#### [Collected data entries]
** BEGIN **

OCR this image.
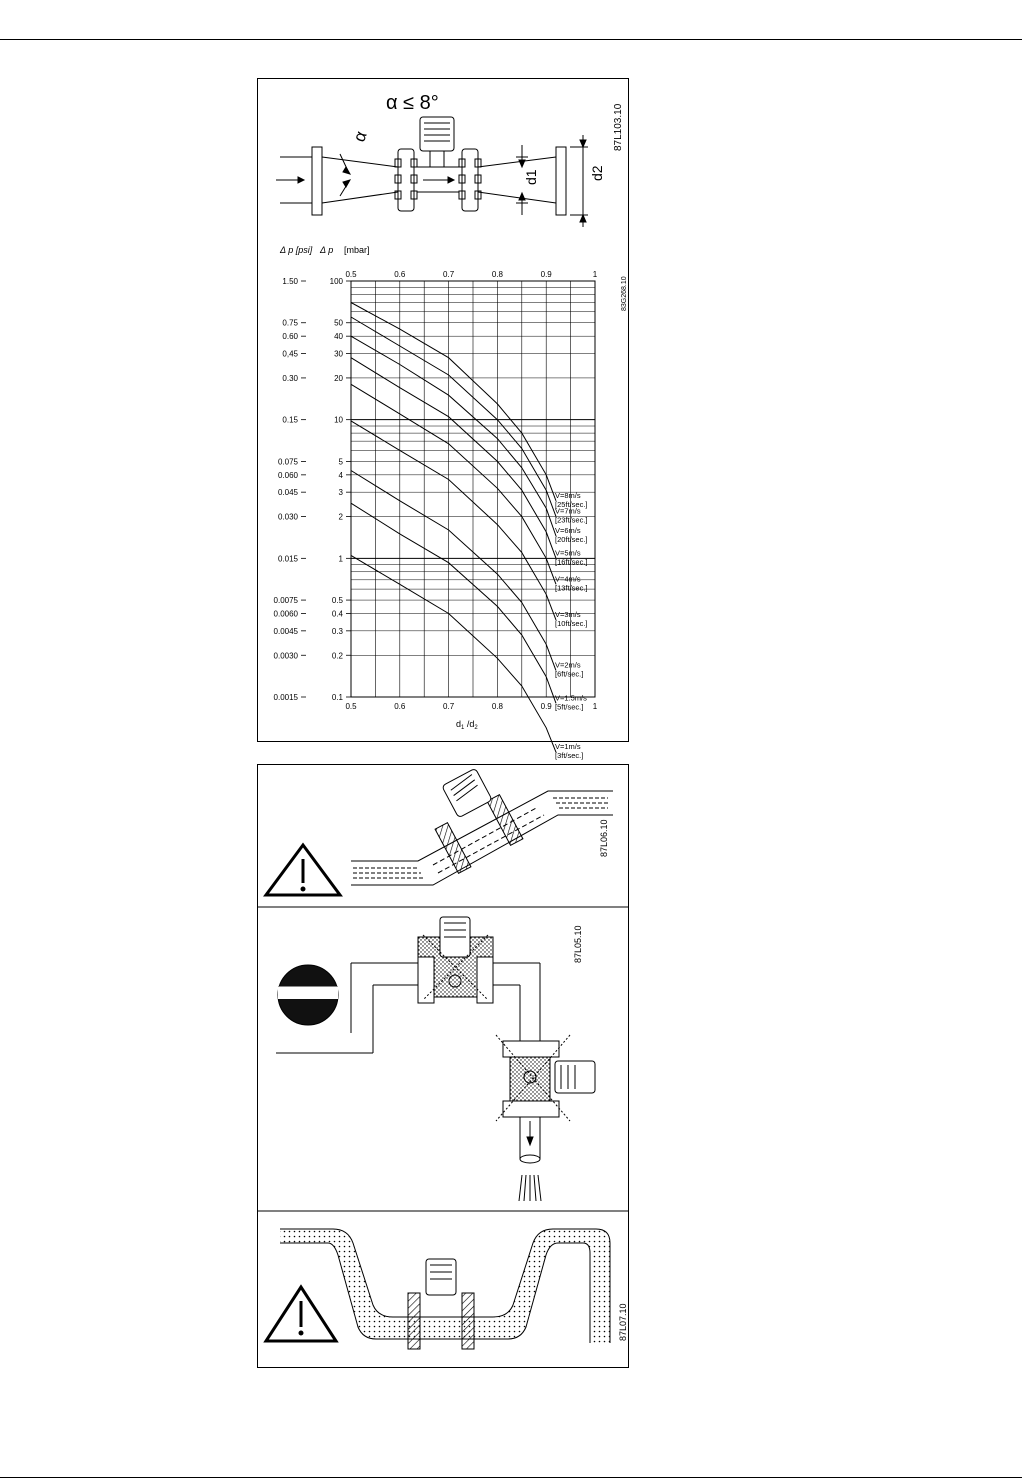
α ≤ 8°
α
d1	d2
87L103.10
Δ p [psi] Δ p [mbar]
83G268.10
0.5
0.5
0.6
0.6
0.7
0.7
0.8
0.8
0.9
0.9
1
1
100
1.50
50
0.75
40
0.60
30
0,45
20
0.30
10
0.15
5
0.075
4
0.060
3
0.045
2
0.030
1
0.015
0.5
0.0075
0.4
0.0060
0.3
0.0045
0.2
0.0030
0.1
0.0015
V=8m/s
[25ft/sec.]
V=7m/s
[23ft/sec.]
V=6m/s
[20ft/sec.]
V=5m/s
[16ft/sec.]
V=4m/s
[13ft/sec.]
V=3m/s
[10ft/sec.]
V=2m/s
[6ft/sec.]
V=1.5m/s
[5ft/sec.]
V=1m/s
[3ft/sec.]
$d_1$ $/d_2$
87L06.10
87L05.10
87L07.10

** END **
** BEGIN **

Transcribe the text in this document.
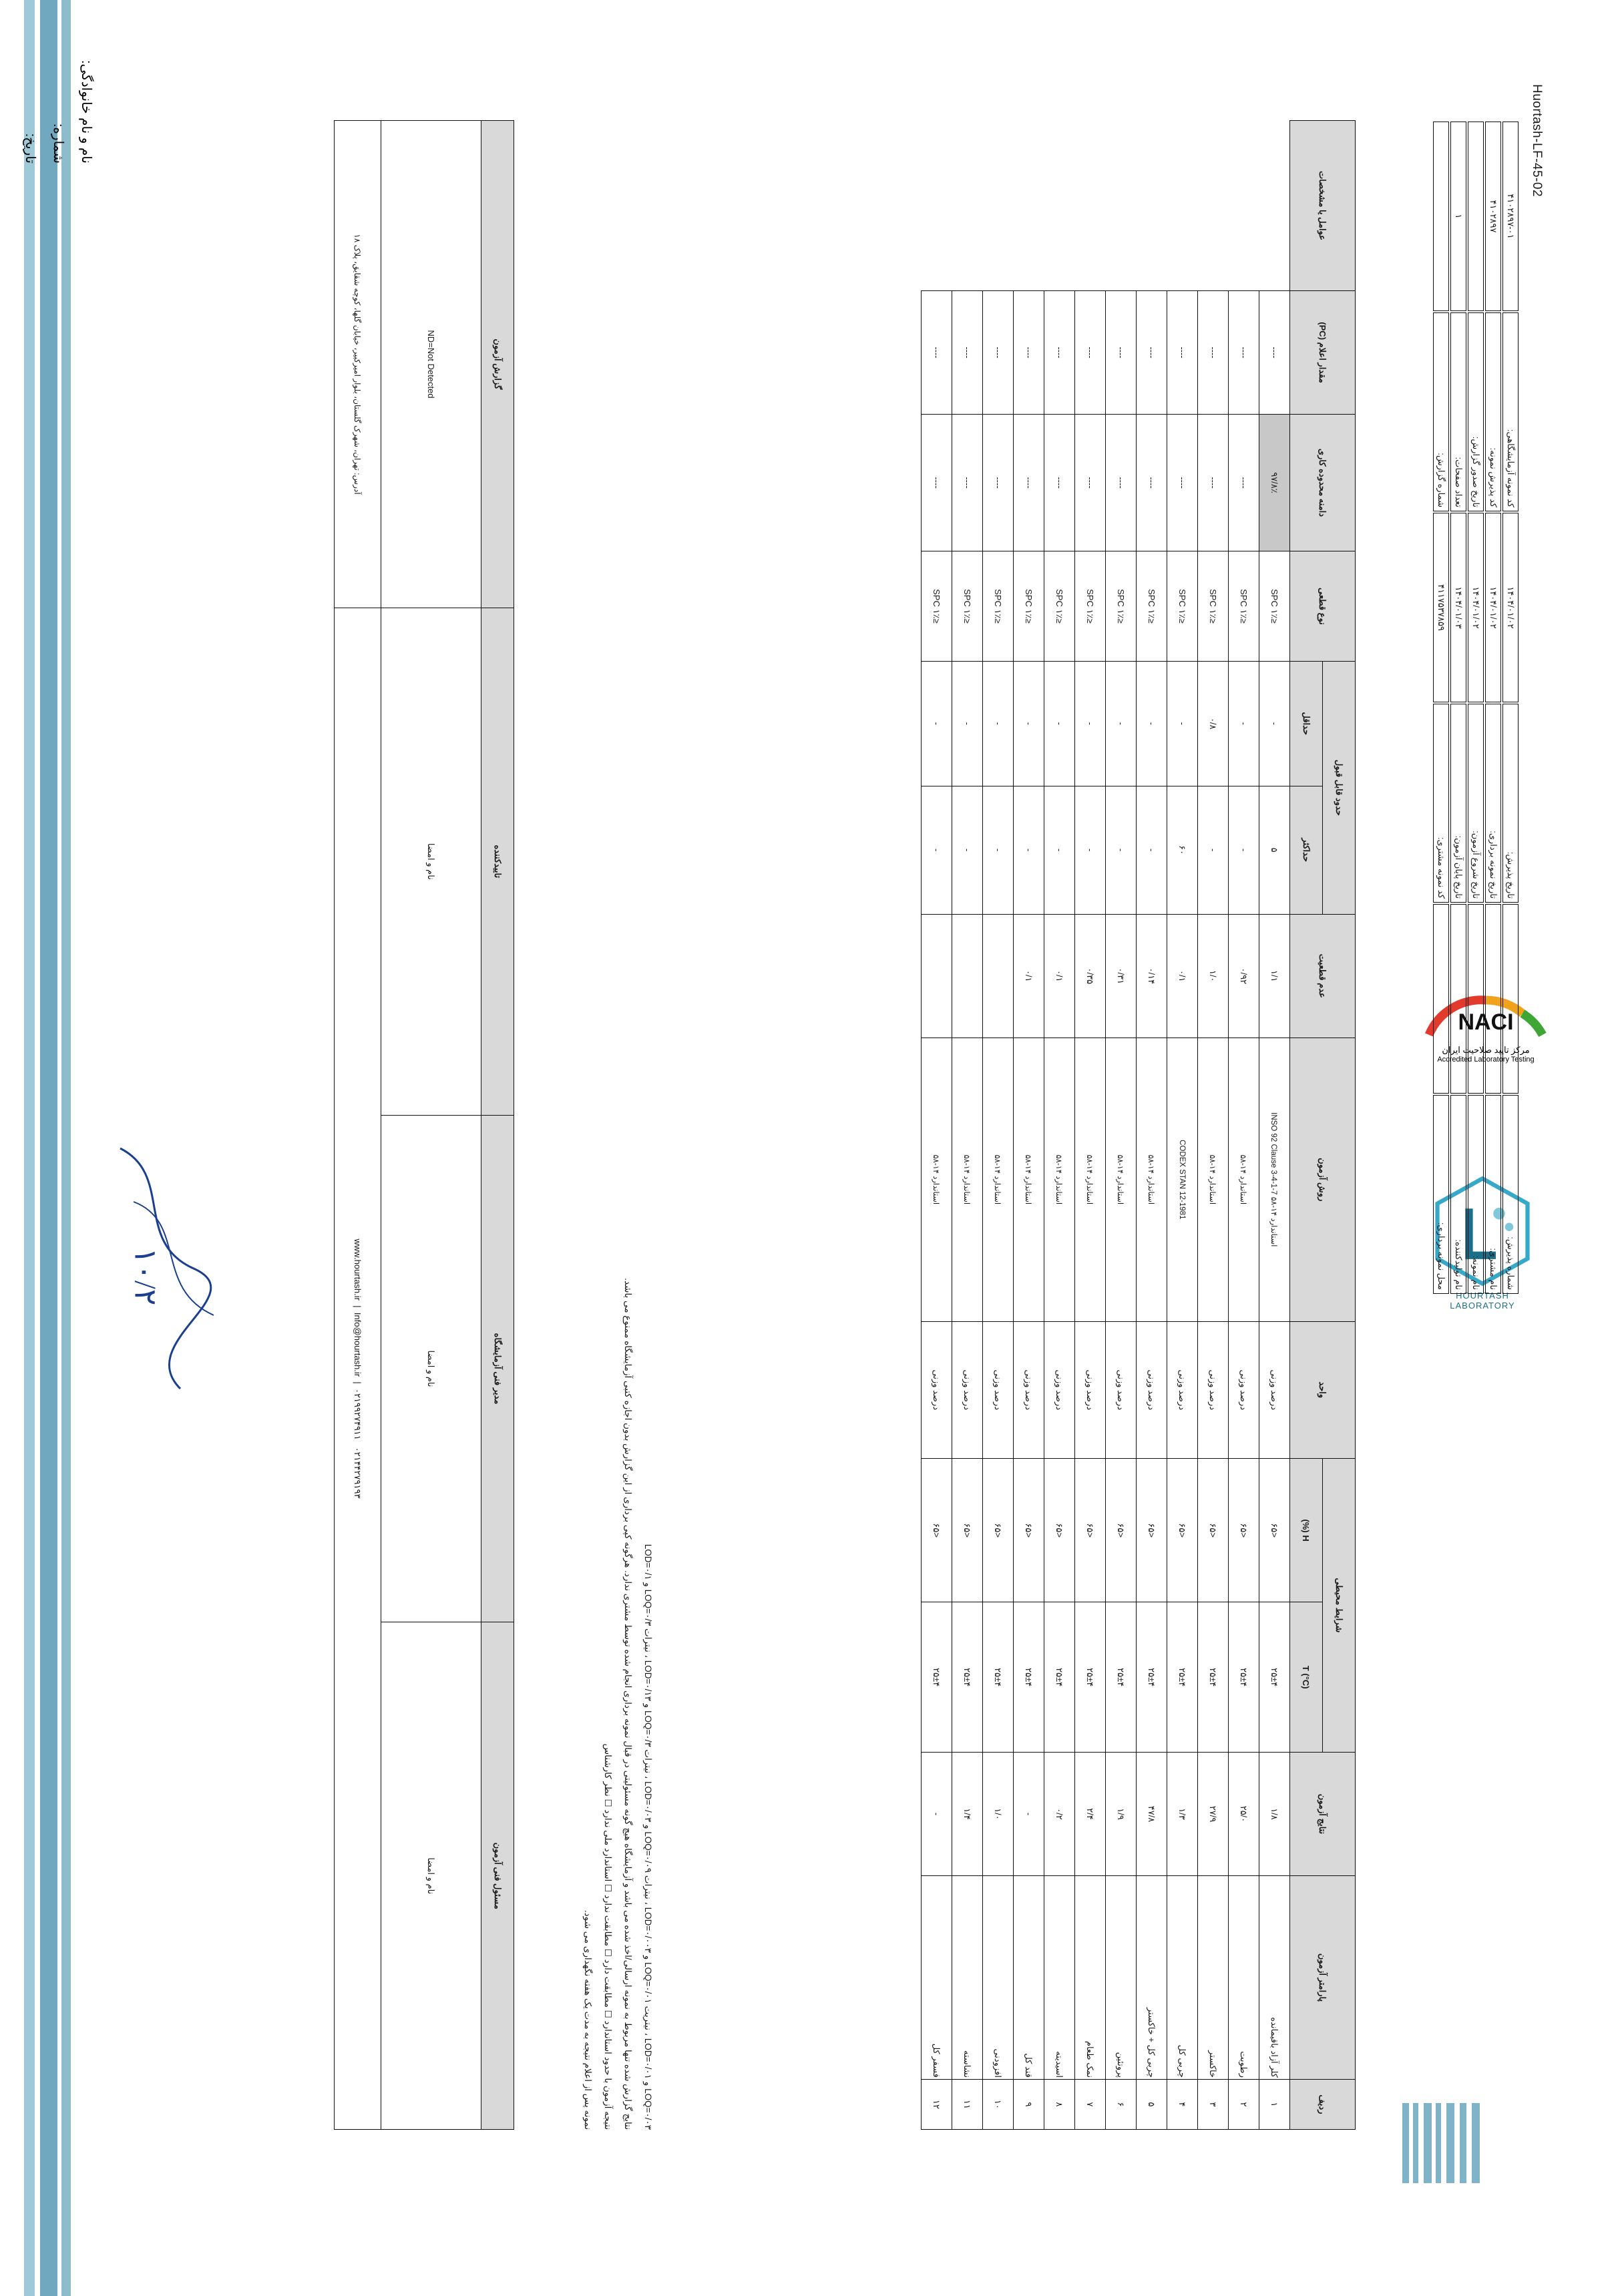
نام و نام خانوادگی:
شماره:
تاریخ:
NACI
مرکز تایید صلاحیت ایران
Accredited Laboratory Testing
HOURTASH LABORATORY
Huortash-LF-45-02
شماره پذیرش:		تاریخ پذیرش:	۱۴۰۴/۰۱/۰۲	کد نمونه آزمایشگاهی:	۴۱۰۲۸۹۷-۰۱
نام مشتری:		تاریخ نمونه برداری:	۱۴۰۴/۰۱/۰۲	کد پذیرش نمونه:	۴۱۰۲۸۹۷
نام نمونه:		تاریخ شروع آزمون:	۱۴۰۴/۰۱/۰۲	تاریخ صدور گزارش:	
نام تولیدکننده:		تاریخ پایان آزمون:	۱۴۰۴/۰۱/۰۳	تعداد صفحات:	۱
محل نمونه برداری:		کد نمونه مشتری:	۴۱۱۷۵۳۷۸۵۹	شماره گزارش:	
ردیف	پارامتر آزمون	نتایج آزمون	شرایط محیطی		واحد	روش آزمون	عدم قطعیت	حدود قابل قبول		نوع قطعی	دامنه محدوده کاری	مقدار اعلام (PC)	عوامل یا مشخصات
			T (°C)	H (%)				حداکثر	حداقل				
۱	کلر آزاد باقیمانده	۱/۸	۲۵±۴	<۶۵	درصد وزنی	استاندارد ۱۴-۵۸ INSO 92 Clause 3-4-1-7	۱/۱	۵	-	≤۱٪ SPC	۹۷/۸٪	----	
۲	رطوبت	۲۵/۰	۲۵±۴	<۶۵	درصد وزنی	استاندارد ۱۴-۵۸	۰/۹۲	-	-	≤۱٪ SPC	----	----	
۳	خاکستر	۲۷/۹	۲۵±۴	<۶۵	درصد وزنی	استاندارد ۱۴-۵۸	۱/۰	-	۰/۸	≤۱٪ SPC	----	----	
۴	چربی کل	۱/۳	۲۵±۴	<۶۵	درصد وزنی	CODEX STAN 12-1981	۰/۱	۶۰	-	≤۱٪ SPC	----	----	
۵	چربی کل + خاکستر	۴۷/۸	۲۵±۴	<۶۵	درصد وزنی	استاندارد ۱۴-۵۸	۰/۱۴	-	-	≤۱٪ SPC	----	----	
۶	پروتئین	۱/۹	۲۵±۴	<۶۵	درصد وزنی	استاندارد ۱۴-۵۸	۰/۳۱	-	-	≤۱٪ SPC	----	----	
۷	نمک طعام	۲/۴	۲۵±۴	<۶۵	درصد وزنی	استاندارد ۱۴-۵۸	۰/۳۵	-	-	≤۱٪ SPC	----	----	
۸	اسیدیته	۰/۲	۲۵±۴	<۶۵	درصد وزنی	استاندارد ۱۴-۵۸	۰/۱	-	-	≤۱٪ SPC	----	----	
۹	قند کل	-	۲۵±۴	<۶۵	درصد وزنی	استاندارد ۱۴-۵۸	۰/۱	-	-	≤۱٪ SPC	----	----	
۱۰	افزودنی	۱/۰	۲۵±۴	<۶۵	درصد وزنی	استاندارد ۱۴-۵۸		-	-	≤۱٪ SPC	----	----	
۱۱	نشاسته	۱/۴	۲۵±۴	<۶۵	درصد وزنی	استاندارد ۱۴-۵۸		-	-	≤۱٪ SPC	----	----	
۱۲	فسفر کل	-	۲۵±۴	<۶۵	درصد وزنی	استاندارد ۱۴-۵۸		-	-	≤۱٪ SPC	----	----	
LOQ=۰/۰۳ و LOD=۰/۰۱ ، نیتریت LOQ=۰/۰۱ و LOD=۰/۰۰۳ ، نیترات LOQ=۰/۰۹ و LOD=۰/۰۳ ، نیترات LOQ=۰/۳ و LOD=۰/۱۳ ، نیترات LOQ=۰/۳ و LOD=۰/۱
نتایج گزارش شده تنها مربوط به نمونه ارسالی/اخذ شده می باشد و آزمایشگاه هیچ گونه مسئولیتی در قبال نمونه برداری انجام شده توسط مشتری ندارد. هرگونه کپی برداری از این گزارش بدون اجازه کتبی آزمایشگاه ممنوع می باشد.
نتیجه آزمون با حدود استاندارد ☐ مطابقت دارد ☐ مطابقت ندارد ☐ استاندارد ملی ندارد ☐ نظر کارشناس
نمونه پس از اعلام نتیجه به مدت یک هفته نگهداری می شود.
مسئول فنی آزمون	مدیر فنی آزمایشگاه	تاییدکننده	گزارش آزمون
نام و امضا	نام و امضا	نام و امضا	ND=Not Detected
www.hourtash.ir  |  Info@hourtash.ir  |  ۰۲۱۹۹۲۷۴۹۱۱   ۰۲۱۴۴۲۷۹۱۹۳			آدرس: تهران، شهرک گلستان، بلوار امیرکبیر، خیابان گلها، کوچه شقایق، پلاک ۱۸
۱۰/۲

** END **

#### [GIVEN INSTRUCTION]
Which lines hold the word "اعلام"? Return all of them from the records above.

#### [RESPONSE TO THIS TASK]
ردیف	پارامتر آزمون	نتایج آزمون	شرایط محیطی		واحد	روش آزمون	عدم قطعیت	حدود قابل قبول		نوع قطعی	دامنه محدوده کاری	مقدار اعلام (PC)	عوامل یا مشخصات
نمونه پس از اعلام نتیجه به مدت یک هفته نگهداری می شود.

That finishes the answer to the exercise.